>> Begin Input

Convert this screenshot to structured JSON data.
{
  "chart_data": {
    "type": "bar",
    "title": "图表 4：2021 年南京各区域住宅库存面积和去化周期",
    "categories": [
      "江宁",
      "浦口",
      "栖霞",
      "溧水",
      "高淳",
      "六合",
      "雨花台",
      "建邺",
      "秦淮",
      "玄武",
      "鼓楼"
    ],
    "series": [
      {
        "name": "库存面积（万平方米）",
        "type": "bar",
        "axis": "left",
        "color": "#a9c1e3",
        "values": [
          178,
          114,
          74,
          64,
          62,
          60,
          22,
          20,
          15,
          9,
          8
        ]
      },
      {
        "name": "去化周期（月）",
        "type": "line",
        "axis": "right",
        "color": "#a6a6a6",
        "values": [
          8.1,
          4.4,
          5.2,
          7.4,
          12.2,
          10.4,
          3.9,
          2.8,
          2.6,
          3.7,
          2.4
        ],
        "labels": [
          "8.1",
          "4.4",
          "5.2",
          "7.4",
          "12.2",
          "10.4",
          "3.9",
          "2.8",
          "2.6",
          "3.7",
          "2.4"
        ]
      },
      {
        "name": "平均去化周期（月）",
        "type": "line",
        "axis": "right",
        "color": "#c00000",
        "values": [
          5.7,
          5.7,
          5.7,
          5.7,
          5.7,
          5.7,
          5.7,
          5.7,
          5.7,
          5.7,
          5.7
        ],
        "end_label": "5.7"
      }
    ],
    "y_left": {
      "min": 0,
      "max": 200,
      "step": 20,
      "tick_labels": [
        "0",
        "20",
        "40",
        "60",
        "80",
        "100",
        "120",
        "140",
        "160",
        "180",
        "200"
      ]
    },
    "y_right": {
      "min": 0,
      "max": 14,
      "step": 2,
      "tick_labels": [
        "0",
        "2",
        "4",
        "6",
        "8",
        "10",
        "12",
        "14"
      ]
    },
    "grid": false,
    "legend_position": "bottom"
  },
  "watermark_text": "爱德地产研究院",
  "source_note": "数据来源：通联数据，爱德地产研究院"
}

>> End Input

Directions: Using the listing above, retype each line exactly.

Response to this exercise:
Convert this screenshot to structured JSON data.
{
  "chart_data": {
    "type": "bar",
    "title": "图表 4：2021 年南京各区域住宅库存面积和去化周期",
    "categories": [
      "江宁",
      "浦口",
      "栖霞",
      "溧水",
      "高淳",
      "六合",
      "雨花台",
      "建邺",
      "秦淮",
      "玄武",
      "鼓楼"
    ],
    "series": [
      {
        "name": "库存面积（万平方米）",
        "type": "bar",
        "axis": "left",
        "color": "#a9c1e3",
        "values": [
          178,
          114,
          74,
          64,
          62,
          60,
          22,
          20,
          15,
          9,
          8
        ]
      },
      {
        "name": "去化周期（月）",
        "type": "line",
        "axis": "right",
        "color": "#a6a6a6",
        "values": [
          8.1,
          4.4,
          5.2,
          7.4,
          12.2,
          10.4,
          3.9,
          2.8,
          2.6,
          3.7,
          2.4
        ],
        "labels": [
          "8.1",
          "4.4",
          "5.2",
          "7.4",
          "12.2",
          "10.4",
          "3.9",
          "2.8",
          "2.6",
          "3.7",
          "2.4"
        ]
      },
      {
        "name": "平均去化周期（月）",
        "type": "line",
        "axis": "right",
        "color": "#c00000",
        "values": [
          5.7,
          5.7,
          5.7,
          5.7,
          5.7,
          5.7,
          5.7,
          5.7,
          5.7,
          5.7,
          5.7
        ],
        "end_label": "5.7"
      }
    ],
    "y_left": {
      "min": 0,
      "max": 200,
      "step": 20,
      "tick_labels": [
        "0",
        "20",
        "40",
        "60",
        "80",
        "100",
        "120",
        "140",
        "160",
        "180",
        "200"
      ]
    },
    "y_right": {
      "min": 0,
      "max": 14,
      "step": 2,
      "tick_labels": [
        "0",
        "2",
        "4",
        "6",
        "8",
        "10",
        "12",
        "14"
      ]
    },
    "grid": false,
    "legend_position": "bottom"
  },
  "watermark_text": "爱德地产研究院",
  "source_note": "数据来源：通联数据，爱德地产研究院"
}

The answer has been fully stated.